■ Exercise material

++++++++

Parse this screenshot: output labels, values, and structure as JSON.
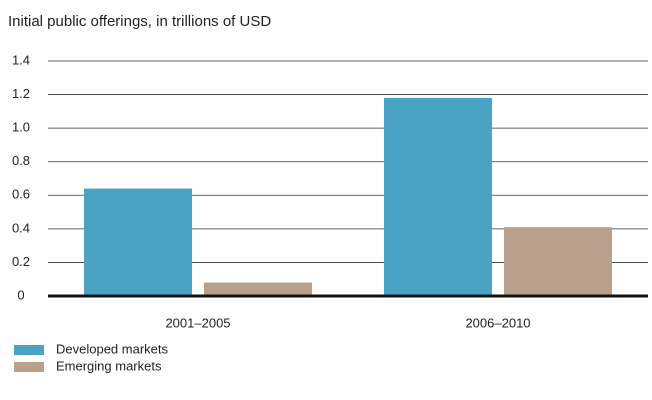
{
  "chart_data": {
    "type": "bar",
    "title": "Initial public offerings, in trillions of USD",
    "categories": [
      "2001–2005",
      "2006–2010"
    ],
    "series": [
      {
        "name": "Developed markets",
        "color": "#4ba3c3",
        "values": [
          0.64,
          1.18
        ]
      },
      {
        "name": "Emerging markets",
        "color": "#b9a08d",
        "values": [
          0.08,
          0.41
        ]
      }
    ],
    "ylim": [
      0,
      1.4
    ],
    "yticks": [
      0,
      0.2,
      0.4,
      0.6,
      0.8,
      {
        "value": 1,
        "label": "1.0"
      },
      1.2,
      1.4
    ],
    "grid": true
  }
}
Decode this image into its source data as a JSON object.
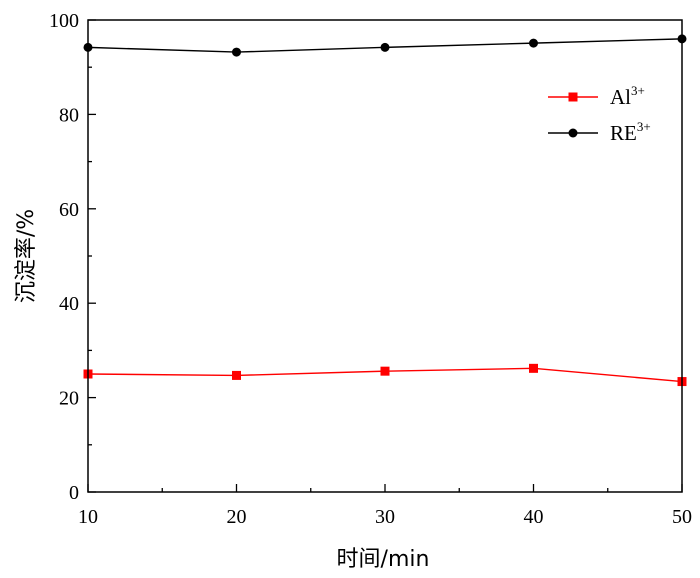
{
  "chart_data": {
    "type": "line",
    "x": [
      10,
      20,
      30,
      40,
      50
    ],
    "xlabel": "时间/min",
    "ylabel": "沉淀率/%",
    "xlim": [
      10,
      50
    ],
    "ylim": [
      0,
      100
    ],
    "xticks": [
      "10",
      "20",
      "30",
      "40",
      "50"
    ],
    "yticks": [
      "0",
      "20",
      "40",
      "60",
      "80",
      "100"
    ],
    "grid": false,
    "legend_position": "top-right",
    "series": [
      {
        "name": "Al",
        "sup": "3+",
        "color": "#ff0000",
        "marker": "square",
        "values": [
          25.0,
          24.7,
          25.6,
          26.2,
          23.4
        ]
      },
      {
        "name": "RE",
        "sup": "3+",
        "color": "#000000",
        "marker": "circle",
        "values": [
          94.2,
          93.2,
          94.2,
          95.1,
          96.0
        ]
      }
    ]
  }
}
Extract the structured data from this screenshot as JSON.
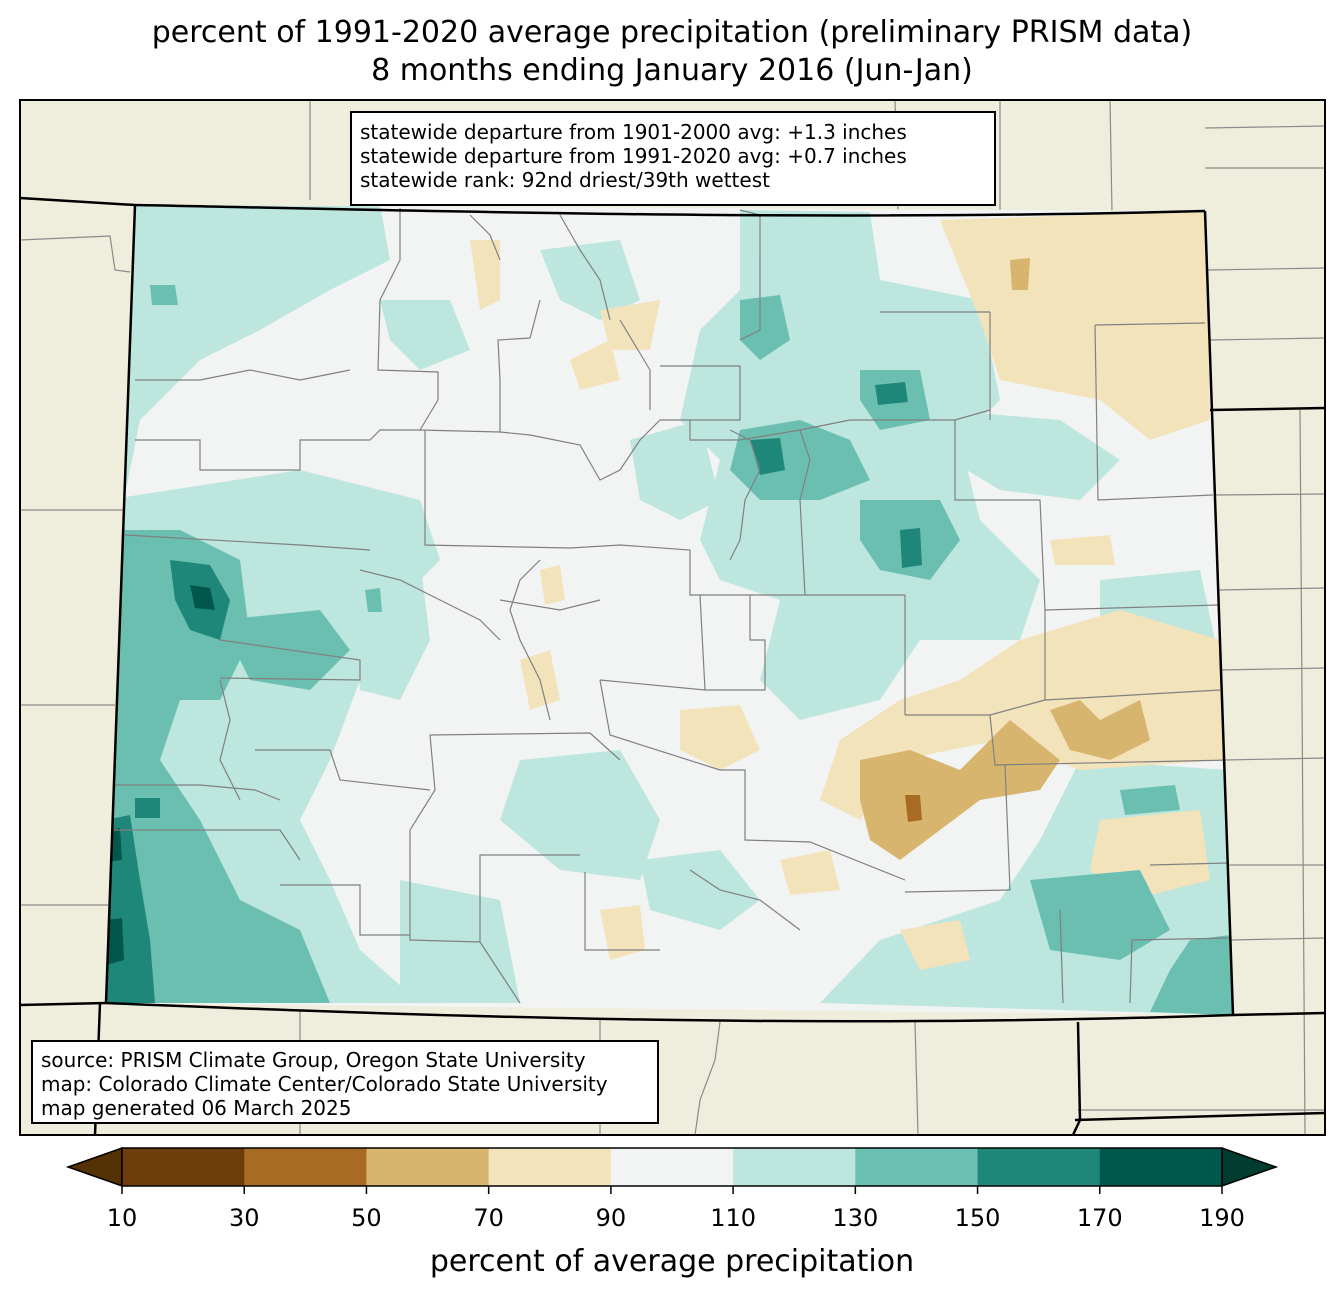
{
  "title": {
    "line1": "percent of 1991-2020 average precipitation (preliminary PRISM data)",
    "line2": "8 months ending January 2016 (Jun-Jan)"
  },
  "stats_box": {
    "line1": "statewide departure from 1901-2000 avg: +1.3 inches",
    "line2": "statewide departure from 1991-2020 avg: +0.7 inches",
    "line3": "statewide rank: 92nd driest/39th wettest"
  },
  "source_box": {
    "line1": "source: PRISM Climate Group, Oregon State University",
    "line2": "map: Colorado Climate Center/Colorado State University",
    "line3": "map generated 06 March 2025"
  },
  "colorbar": {
    "label": "percent of average precipitation",
    "ticks": [
      "10",
      "30",
      "50",
      "70",
      "90",
      "110",
      "130",
      "150",
      "170",
      "190"
    ],
    "under_color": "#543005",
    "over_color": "#003c30",
    "colors": [
      "#6f3d0b",
      "#a86b23",
      "#d7b56e",
      "#f2e3bb",
      "#f2f4f3",
      "#bde6df",
      "#6bbfb1",
      "#1f867a",
      "#00574c"
    ]
  },
  "map_colors": {
    "background_land": "#efeedd",
    "state_fill_base": "#f2f4f3",
    "county_lines": "#808080",
    "state_border": "#000000"
  }
}
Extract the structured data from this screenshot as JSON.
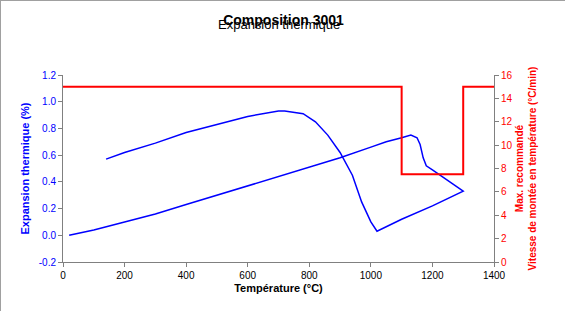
{
  "chart_data": {
    "type": "line",
    "title": "Composition 3001",
    "subtitle": "Expansion thermique",
    "x_label": "Température (°C)",
    "y_label": "Expansion thermique (%)",
    "y2_label": [
      "Max. recommandé",
      "Vitesse de montée en température (°C/min)"
    ],
    "xlim": [
      0,
      1400
    ],
    "xticks": [
      0,
      200,
      400,
      600,
      800,
      1000,
      1200,
      1400
    ],
    "ylim": [
      -0.2,
      1.2
    ],
    "yticks": [
      -0.2,
      {
        "value": 0,
        "label": "0.0"
      },
      0.2,
      0.4,
      0.6,
      0.8,
      {
        "value": 1,
        "label": "1.0"
      },
      1.2
    ],
    "y2lim": [
      0,
      16
    ],
    "y2ticks": [
      0,
      2,
      4,
      6,
      8,
      10,
      12,
      14,
      16
    ],
    "grid": false,
    "series": [
      {
        "color": "#0000ff",
        "axis": "y",
        "x": [
          20,
          100,
          200,
          300,
          400,
          500,
          600,
          700,
          800,
          900,
          1000,
          1050,
          1100,
          1130,
          1150,
          1160,
          1170,
          1180,
          1200,
          1250,
          1300,
          1200,
          1100,
          1020,
          1000,
          970,
          940,
          900,
          860,
          820,
          780,
          720,
          700,
          600,
          500,
          400,
          300,
          200,
          140
        ],
        "values": [
          0,
          0.04,
          0.1,
          0.16,
          0.23,
          0.3,
          0.37,
          0.44,
          0.51,
          0.58,
          0.66,
          0.7,
          0.73,
          0.75,
          0.73,
          0.68,
          0.58,
          0.52,
          0.49,
          0.41,
          0.33,
          0.22,
          0.12,
          0.03,
          0.1,
          0.25,
          0.45,
          0.62,
          0.75,
          0.85,
          0.91,
          0.93,
          0.93,
          0.89,
          0.83,
          0.77,
          0.69,
          0.62,
          0.57
        ]
      },
      {
        "color": "#ff0000",
        "axis": "y2",
        "line_style": "step",
        "x": [
          0,
          1100,
          1100,
          1300,
          1300,
          1400
        ],
        "values": [
          15,
          15,
          7.5,
          7.5,
          15,
          15
        ]
      }
    ]
  }
}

++++++++

Select and copy each line from the data that includes the word "University".

■ Solution
    "line1": "source: PRISM Climate Group, Oregon State University",
    "line2": "map: Colorado Climate Center/Colorado State University",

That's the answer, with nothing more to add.